(Dataset records)
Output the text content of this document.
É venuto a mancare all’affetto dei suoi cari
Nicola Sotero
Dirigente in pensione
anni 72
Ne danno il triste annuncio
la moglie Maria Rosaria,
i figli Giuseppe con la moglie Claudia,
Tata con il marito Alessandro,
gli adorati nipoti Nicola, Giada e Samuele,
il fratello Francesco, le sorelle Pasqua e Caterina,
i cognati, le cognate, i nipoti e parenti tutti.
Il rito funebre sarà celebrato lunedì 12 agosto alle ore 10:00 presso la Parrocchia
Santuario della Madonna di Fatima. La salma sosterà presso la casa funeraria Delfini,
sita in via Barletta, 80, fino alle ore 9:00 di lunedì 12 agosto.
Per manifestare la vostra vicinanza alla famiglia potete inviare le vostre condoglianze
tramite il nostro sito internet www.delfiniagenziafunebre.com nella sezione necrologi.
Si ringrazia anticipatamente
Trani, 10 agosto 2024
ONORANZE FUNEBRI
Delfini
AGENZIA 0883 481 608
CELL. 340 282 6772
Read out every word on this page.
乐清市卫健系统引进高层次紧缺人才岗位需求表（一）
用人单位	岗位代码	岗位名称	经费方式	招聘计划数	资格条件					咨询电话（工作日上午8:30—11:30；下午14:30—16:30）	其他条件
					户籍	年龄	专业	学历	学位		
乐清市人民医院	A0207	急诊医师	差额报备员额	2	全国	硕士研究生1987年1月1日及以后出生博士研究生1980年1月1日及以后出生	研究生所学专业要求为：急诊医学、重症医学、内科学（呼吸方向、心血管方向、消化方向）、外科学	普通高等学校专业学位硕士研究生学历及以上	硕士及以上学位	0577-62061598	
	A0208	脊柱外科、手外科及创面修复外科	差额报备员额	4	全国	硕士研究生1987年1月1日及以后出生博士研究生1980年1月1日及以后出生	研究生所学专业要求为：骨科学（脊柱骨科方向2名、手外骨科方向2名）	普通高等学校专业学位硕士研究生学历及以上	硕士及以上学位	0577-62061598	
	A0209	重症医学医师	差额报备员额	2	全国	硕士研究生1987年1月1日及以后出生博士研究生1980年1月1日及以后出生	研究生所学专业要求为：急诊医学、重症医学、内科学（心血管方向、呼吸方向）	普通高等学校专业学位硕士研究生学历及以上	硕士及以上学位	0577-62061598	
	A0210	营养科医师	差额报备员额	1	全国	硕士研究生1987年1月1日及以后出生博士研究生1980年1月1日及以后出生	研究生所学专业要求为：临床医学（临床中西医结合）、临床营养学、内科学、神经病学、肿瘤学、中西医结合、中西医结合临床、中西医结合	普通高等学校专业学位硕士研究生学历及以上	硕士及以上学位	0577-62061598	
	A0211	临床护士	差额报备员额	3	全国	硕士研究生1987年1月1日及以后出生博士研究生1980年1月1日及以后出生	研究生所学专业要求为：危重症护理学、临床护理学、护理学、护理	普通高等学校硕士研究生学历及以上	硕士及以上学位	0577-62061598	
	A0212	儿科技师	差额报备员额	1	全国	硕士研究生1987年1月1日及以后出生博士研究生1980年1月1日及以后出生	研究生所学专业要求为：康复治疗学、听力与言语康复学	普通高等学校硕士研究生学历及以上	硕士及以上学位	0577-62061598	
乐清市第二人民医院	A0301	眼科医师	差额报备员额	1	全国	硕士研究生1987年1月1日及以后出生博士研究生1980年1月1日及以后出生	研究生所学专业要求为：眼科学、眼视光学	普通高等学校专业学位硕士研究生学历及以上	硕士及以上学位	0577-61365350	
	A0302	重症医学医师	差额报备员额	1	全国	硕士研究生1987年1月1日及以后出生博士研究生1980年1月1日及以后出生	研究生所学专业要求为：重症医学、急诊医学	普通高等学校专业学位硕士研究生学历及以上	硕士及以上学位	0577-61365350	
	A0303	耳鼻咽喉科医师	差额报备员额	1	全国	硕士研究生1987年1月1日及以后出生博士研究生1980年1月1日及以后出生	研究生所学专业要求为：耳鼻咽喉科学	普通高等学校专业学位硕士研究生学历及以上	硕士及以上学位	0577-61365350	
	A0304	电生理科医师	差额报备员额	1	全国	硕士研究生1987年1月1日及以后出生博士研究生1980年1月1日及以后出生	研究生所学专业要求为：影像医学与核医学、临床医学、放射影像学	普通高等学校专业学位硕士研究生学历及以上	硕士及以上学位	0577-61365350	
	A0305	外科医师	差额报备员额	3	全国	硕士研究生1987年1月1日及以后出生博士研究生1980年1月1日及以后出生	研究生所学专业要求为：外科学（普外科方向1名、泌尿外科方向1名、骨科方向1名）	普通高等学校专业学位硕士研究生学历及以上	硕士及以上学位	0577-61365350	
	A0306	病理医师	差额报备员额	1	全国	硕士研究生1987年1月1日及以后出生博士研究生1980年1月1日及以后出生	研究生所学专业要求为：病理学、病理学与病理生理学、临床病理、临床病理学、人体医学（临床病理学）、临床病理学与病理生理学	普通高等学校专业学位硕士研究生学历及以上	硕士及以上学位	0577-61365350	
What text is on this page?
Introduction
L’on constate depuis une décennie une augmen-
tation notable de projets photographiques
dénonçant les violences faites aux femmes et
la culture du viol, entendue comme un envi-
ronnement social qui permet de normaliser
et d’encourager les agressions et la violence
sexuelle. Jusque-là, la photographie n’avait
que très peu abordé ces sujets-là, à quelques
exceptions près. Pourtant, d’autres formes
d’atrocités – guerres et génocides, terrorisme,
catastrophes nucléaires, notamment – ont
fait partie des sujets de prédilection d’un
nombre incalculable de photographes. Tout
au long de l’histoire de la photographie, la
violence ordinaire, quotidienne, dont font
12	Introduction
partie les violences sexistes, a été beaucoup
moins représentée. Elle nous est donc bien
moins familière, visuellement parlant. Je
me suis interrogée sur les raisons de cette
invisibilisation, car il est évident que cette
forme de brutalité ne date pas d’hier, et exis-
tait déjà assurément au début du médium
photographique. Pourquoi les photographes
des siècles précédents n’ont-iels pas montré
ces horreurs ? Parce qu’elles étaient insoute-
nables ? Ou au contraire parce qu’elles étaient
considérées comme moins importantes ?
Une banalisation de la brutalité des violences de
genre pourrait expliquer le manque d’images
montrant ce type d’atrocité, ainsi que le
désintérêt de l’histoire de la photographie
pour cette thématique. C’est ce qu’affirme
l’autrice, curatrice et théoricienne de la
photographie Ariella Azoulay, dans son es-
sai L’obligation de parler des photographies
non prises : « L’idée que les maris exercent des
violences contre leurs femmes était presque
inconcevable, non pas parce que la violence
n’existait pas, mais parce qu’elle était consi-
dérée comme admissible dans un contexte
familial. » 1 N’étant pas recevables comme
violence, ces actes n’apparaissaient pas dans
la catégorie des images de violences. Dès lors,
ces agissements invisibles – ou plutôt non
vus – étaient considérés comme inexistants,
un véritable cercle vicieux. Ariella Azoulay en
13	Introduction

> _What is expected_
Please set down each line of the records exactly as given.

> _Result of the exercise_
Output the text content of this document.
É venuto a mancare all’affetto dei suoi cari
Nicola Sotero
Dirigente in pensione
anni 72
Ne danno il triste annuncio
la moglie Maria Rosaria,
i figli Giuseppe con la moglie Claudia,
Tata con il marito Alessandro,
gli adorati nipoti Nicola, Giada e Samuele,
il fratello Francesco, le sorelle Pasqua e Caterina,
i cognati, le cognate, i nipoti e parenti tutti.
Il rito funebre sarà celebrato lunedì 12 agosto alle ore 10:00 presso la Parrocchia
Santuario della Madonna di Fatima. La salma sosterà presso la casa funeraria Delfini,
sita in via Barletta, 80, fino alle ore 9:00 di lunedì 12 agosto.
Per manifestare la vostra vicinanza alla famiglia potete inviare le vostre condoglianze
tramite il nostro sito internet www.delfiniagenziafunebre.com nella sezione necrologi.
Si ringrazia anticipatamente
Trani, 10 agosto 2024
ONORANZE FUNEBRI
Delfini
AGENZIA 0883 481 608
CELL. 340 282 6772
Read out every word on this page.
乐清市卫健系统引进高层次紧缺人才岗位需求表（一）
用人单位	岗位代码	岗位名称	经费方式	招聘计划数	资格条件					咨询电话（工作日上午8:30—11:30；下午14:30—16:30）	其他条件
					户籍	年龄	专业	学历	学位		
乐清市人民医院	A0207	急诊医师	差额报备员额	2	全国	硕士研究生1987年1月1日及以后出生博士研究生1980年1月1日及以后出生	研究生所学专业要求为：急诊医学、重症医学、内科学（呼吸方向、心血管方向、消化方向）、外科学	普通高等学校专业学位硕士研究生学历及以上	硕士及以上学位	0577-62061598	
	A0208	脊柱外科、手外科及创面修复外科	差额报备员额	4	全国	硕士研究生1987年1月1日及以后出生博士研究生1980年1月1日及以后出生	研究生所学专业要求为：骨科学（脊柱骨科方向2名、手外骨科方向2名）	普通高等学校专业学位硕士研究生学历及以上	硕士及以上学位	0577-62061598	
	A0209	重症医学医师	差额报备员额	2	全国	硕士研究生1987年1月1日及以后出生博士研究生1980年1月1日及以后出生	研究生所学专业要求为：急诊医学、重症医学、内科学（心血管方向、呼吸方向）	普通高等学校专业学位硕士研究生学历及以上	硕士及以上学位	0577-62061598	
	A0210	营养科医师	差额报备员额	1	全国	硕士研究生1987年1月1日及以后出生博士研究生1980年1月1日及以后出生	研究生所学专业要求为：临床医学（临床中西医结合）、临床营养学、内科学、神经病学、肿瘤学、中西医结合、中西医结合临床、中西医结合	普通高等学校专业学位硕士研究生学历及以上	硕士及以上学位	0577-62061598	
	A0211	临床护士	差额报备员额	3	全国	硕士研究生1987年1月1日及以后出生博士研究生1980年1月1日及以后出生	研究生所学专业要求为：危重症护理学、临床护理学、护理学、护理	普通高等学校硕士研究生学历及以上	硕士及以上学位	0577-62061598	
	A0212	儿科技师	差额报备员额	1	全国	硕士研究生1987年1月1日及以后出生博士研究生1980年1月1日及以后出生	研究生所学专业要求为：康复治疗学、听力与言语康复学	普通高等学校硕士研究生学历及以上	硕士及以上学位	0577-62061598	
乐清市第二人民医院	A0301	眼科医师	差额报备员额	1	全国	硕士研究生1987年1月1日及以后出生博士研究生1980年1月1日及以后出生	研究生所学专业要求为：眼科学、眼视光学	普通高等学校专业学位硕士研究生学历及以上	硕士及以上学位	0577-61365350	
	A0302	重症医学医师	差额报备员额	1	全国	硕士研究生1987年1月1日及以后出生博士研究生1980年1月1日及以后出生	研究生所学专业要求为：重症医学、急诊医学	普通高等学校专业学位硕士研究生学历及以上	硕士及以上学位	0577-61365350	
	A0303	耳鼻咽喉科医师	差额报备员额	1	全国	硕士研究生1987年1月1日及以后出生博士研究生1980年1月1日及以后出生	研究生所学专业要求为：耳鼻咽喉科学	普通高等学校专业学位硕士研究生学历及以上	硕士及以上学位	0577-61365350	
	A0304	电生理科医师	差额报备员额	1	全国	硕士研究生1987年1月1日及以后出生博士研究生1980年1月1日及以后出生	研究生所学专业要求为：影像医学与核医学、临床医学、放射影像学	普通高等学校专业学位硕士研究生学历及以上	硕士及以上学位	0577-61365350	
	A0305	外科医师	差额报备员额	3	全国	硕士研究生1987年1月1日及以后出生博士研究生1980年1月1日及以后出生	研究生所学专业要求为：外科学（普外科方向1名、泌尿外科方向1名、骨科方向1名）	普通高等学校专业学位硕士研究生学历及以上	硕士及以上学位	0577-61365350	
	A0306	病理医师	差额报备员额	1	全国	硕士研究生1987年1月1日及以后出生博士研究生1980年1月1日及以后出生	研究生所学专业要求为：病理学、病理学与病理生理学、临床病理、临床病理学、人体医学（临床病理学）、临床病理学与病理生理学	普通高等学校专业学位硕士研究生学历及以上	硕士及以上学位	0577-61365350	
What text is on this page?
Introduction
L’on constate depuis une décennie une augmen-
tation notable de projets photographiques
dénonçant les violences faites aux femmes et
la culture du viol, entendue comme un envi-
ronnement social qui permet de normaliser
et d’encourager les agressions et la violence
sexuelle. Jusque-là, la photographie n’avait
que très peu abordé ces sujets-là, à quelques
exceptions près. Pourtant, d’autres formes
d’atrocités – guerres et génocides, terrorisme,
catastrophes nucléaires, notamment – ont
fait partie des sujets de prédilection d’un
nombre incalculable de photographes. Tout
au long de l’histoire de la photographie, la
violence ordinaire, quotidienne, dont font
12	Introduction
partie les violences sexistes, a été beaucoup
moins représentée. Elle nous est donc bien
moins familière, visuellement parlant. Je
me suis interrogée sur les raisons de cette
invisibilisation, car il est évident que cette
forme de brutalité ne date pas d’hier, et exis-
tait déjà assurément au début du médium
photographique. Pourquoi les photographes
des siècles précédents n’ont-iels pas montré
ces horreurs ? Parce qu’elles étaient insoute-
nables ? Ou au contraire parce qu’elles étaient
considérées comme moins importantes ?
Une banalisation de la brutalité des violences de
genre pourrait expliquer le manque d’images
montrant ce type d’atrocité, ainsi que le
désintérêt de l’histoire de la photographie
pour cette thématique. C’est ce qu’affirme
l’autrice, curatrice et théoricienne de la
photographie Ariella Azoulay, dans son es-
sai L’obligation de parler des photographies
non prises : « L’idée que les maris exercent des
violences contre leurs femmes était presque
inconcevable, non pas parce que la violence
n’existait pas, mais parce qu’elle était consi-
dérée comme admissible dans un contexte
familial. » 1 N’étant pas recevables comme
violence, ces actes n’apparaissaient pas dans
la catégorie des images de violences. Dès lors,
ces agissements invisibles – ou plutôt non
vus – étaient considérés comme inexistants,
un véritable cercle vicieux. Ariella Azoulay en
13	Introduction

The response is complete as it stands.